> RECORD SET
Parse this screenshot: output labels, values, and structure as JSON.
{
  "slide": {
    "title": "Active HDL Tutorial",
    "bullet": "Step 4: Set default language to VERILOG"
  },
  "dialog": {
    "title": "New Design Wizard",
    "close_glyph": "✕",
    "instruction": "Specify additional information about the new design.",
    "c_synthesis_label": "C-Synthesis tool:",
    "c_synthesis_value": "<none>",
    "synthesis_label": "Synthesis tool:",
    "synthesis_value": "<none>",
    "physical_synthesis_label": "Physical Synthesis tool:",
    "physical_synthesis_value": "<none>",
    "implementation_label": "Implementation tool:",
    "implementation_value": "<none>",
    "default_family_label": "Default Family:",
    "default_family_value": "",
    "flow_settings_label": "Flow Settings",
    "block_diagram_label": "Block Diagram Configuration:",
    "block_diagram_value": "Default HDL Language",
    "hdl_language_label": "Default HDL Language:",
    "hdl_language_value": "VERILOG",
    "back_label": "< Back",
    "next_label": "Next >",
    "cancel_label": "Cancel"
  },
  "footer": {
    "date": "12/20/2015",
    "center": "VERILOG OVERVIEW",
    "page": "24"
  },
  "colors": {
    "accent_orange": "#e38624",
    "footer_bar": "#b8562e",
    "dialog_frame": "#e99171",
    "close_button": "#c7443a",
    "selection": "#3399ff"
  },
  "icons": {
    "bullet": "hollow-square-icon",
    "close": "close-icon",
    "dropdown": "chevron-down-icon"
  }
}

> GOAL OF THE EXERCISE
Count the lines in which the string "bullet" appears, then report only that figure.

> TASK SOLUTION
2